▸ **REQUIREMENT**
Tally the lines holding the string "Niçoise" and reply with that number alone.

▸ **RECORDS FOR THE EXERCISE**

** START **

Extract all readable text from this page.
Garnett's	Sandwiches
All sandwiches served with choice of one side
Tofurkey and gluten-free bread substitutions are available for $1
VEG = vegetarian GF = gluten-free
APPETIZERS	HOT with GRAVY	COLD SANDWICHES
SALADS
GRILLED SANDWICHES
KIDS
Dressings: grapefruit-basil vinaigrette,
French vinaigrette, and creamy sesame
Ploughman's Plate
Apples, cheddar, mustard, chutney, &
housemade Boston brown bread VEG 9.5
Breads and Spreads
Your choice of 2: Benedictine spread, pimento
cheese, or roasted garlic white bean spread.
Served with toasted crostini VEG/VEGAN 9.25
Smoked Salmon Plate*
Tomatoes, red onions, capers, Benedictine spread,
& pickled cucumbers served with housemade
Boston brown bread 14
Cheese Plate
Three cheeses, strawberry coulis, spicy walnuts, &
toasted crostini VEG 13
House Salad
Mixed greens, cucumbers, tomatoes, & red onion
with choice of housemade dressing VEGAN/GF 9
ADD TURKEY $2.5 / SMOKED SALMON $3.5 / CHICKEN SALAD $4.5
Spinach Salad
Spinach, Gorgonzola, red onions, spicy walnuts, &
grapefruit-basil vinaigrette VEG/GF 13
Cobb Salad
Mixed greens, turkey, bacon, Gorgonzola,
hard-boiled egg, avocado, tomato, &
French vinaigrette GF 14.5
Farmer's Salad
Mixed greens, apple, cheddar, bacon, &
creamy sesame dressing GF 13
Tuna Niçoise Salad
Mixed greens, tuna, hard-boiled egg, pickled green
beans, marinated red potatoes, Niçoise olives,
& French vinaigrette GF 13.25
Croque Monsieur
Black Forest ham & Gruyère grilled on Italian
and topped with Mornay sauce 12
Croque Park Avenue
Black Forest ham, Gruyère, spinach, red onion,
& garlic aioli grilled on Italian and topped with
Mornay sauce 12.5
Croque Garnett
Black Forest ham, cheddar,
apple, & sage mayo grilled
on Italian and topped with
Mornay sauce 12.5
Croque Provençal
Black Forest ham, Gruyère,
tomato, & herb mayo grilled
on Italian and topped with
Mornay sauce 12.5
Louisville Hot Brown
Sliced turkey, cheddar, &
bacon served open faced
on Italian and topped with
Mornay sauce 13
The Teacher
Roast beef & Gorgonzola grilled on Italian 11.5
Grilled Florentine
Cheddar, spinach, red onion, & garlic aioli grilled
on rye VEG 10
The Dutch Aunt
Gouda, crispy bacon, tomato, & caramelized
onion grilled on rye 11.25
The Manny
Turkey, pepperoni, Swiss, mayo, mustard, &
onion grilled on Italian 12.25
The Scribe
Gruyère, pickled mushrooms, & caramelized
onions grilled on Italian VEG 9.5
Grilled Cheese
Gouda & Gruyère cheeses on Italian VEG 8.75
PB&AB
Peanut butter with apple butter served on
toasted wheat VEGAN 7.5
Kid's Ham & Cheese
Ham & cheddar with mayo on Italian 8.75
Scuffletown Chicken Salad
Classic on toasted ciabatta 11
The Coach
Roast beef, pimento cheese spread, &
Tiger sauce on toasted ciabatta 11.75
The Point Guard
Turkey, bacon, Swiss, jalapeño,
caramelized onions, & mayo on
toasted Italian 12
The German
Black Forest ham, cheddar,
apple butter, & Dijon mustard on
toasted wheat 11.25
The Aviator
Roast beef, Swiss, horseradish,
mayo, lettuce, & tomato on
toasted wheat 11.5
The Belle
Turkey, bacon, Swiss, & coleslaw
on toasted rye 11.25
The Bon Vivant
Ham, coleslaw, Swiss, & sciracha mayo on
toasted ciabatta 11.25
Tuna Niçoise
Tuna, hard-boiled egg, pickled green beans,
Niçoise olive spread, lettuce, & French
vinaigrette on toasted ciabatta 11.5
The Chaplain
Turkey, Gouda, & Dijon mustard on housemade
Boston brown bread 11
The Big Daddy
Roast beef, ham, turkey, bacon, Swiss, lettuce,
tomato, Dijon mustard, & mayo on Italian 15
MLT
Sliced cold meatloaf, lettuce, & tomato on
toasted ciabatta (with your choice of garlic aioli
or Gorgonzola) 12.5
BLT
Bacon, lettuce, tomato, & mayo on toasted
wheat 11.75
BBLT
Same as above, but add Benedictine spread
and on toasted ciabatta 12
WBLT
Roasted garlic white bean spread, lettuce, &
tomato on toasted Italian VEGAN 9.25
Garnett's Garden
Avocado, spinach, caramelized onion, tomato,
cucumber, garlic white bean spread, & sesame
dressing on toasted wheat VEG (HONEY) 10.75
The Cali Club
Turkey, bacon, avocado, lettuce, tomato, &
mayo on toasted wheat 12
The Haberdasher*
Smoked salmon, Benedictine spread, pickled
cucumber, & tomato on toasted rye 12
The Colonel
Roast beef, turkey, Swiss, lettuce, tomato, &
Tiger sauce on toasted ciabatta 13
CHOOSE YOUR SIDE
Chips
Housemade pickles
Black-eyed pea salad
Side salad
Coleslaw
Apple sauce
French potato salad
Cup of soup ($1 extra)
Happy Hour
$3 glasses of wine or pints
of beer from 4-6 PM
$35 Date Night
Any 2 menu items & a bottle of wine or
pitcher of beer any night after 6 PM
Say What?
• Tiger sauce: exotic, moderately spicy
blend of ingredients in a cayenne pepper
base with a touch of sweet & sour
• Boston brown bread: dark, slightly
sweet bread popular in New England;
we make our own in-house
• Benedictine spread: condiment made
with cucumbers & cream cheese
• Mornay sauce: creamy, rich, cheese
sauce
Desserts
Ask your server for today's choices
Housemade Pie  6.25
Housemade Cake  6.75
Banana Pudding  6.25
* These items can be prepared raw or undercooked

** END **

▸ **TASK RESPONSE**
4